◆ To be done ◆
Look through the lines below and extract any with the word "说明栏内容".

>>>>

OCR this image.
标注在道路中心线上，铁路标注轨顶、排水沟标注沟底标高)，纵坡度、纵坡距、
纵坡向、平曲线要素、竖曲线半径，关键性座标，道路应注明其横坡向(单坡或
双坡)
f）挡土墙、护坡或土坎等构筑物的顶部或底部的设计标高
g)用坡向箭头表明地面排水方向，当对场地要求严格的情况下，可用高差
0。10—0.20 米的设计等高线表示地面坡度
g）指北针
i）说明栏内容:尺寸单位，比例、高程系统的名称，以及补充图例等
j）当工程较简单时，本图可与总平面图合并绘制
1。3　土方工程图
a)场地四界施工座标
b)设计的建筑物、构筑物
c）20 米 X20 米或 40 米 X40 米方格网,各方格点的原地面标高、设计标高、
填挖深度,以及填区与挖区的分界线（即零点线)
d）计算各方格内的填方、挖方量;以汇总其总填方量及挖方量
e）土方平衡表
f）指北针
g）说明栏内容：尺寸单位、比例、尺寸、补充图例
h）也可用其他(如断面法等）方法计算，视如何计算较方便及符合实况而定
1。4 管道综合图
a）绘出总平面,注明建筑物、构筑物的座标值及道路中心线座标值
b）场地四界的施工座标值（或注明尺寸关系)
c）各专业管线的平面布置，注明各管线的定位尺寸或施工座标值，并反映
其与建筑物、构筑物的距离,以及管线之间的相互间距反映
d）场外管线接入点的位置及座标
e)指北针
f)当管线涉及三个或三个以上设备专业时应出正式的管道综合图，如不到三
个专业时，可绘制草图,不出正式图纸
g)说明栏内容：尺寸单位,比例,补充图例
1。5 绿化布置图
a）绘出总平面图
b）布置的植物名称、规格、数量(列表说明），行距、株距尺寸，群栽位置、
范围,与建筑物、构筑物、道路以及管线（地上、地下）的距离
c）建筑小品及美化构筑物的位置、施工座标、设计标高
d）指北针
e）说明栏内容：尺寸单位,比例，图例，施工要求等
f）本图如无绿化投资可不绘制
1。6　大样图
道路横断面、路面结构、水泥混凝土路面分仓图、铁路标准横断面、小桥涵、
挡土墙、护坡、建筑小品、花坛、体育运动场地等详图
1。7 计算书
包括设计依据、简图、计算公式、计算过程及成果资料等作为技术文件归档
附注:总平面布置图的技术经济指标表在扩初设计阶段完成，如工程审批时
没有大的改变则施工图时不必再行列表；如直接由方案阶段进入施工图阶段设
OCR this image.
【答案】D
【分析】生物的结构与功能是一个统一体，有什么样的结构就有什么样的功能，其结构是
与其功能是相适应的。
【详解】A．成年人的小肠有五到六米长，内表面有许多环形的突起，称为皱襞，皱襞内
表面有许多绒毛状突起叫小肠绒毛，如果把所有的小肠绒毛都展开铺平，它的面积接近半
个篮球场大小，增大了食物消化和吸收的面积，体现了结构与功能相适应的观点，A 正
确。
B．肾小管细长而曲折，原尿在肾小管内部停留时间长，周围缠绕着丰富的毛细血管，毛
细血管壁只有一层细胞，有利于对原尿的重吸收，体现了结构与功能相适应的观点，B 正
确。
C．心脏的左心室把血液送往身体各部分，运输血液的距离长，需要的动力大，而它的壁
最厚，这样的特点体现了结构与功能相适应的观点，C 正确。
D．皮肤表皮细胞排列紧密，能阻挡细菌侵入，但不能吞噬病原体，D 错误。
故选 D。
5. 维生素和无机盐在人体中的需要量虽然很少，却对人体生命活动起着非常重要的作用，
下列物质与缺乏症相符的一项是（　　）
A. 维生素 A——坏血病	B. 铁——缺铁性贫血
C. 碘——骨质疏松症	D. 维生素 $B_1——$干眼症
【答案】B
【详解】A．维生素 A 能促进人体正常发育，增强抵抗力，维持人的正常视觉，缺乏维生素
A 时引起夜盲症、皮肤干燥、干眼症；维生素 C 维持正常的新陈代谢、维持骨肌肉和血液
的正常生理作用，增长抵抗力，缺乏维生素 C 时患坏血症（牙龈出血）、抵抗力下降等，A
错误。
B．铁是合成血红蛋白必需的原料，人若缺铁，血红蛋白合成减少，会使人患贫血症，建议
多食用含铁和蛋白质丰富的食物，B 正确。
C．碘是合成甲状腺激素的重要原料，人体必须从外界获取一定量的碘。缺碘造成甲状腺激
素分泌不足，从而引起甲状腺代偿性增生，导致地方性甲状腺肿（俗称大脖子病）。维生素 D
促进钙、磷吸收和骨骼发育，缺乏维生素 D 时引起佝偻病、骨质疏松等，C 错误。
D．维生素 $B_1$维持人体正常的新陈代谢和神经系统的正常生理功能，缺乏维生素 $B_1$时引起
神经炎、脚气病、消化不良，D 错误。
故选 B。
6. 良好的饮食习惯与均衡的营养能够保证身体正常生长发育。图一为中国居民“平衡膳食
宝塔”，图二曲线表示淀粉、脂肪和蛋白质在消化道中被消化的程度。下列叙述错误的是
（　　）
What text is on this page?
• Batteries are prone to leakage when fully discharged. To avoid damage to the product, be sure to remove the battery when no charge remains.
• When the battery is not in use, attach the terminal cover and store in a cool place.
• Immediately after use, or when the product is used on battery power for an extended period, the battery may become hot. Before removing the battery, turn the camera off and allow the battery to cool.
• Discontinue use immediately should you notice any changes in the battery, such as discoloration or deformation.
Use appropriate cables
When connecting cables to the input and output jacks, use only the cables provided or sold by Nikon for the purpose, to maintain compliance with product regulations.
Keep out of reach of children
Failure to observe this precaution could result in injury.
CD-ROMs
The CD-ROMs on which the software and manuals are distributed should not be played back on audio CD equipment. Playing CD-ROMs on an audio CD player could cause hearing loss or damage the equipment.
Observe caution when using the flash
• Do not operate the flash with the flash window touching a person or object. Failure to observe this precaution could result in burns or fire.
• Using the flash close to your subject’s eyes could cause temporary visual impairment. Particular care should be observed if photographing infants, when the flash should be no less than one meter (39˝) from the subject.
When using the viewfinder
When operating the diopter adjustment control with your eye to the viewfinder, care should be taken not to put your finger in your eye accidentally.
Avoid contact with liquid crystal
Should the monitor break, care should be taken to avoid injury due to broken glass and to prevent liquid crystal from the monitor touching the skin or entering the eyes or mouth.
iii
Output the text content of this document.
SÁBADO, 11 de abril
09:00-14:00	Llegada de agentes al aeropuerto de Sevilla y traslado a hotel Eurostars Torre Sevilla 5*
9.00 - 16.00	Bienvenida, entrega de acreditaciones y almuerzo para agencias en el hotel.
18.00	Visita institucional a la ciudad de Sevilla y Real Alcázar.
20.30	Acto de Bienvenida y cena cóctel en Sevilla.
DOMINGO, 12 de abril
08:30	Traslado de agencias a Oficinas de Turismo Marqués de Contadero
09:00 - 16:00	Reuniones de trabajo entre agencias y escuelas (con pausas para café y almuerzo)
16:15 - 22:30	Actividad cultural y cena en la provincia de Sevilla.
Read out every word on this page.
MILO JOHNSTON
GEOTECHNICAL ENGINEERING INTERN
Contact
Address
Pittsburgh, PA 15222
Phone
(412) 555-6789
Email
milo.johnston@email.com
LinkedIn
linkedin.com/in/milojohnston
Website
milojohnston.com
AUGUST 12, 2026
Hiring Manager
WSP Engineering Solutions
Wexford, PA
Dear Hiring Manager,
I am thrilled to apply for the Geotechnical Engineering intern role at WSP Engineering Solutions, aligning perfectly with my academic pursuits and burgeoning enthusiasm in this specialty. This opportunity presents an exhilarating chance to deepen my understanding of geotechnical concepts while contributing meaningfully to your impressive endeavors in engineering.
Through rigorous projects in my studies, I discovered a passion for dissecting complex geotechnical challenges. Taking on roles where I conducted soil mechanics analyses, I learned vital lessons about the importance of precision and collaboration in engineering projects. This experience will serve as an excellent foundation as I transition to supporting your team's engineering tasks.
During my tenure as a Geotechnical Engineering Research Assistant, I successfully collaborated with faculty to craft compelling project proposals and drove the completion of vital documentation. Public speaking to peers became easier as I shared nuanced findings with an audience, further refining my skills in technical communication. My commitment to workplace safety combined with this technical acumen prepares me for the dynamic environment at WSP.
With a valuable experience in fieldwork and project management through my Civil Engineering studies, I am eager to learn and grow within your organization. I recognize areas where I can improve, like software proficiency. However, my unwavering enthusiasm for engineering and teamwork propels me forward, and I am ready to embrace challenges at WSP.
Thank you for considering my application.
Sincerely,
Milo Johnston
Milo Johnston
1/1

<<<<

◆ Problem solution ◆
i）说明栏内容:尺寸单位，比例、高程系统的名称，以及补充图例等
g）说明栏内容：尺寸单位、比例、尺寸、补充图例
g)说明栏内容：尺寸单位,比例,补充图例
e）说明栏内容：尺寸单位,比例，图例，施工要求等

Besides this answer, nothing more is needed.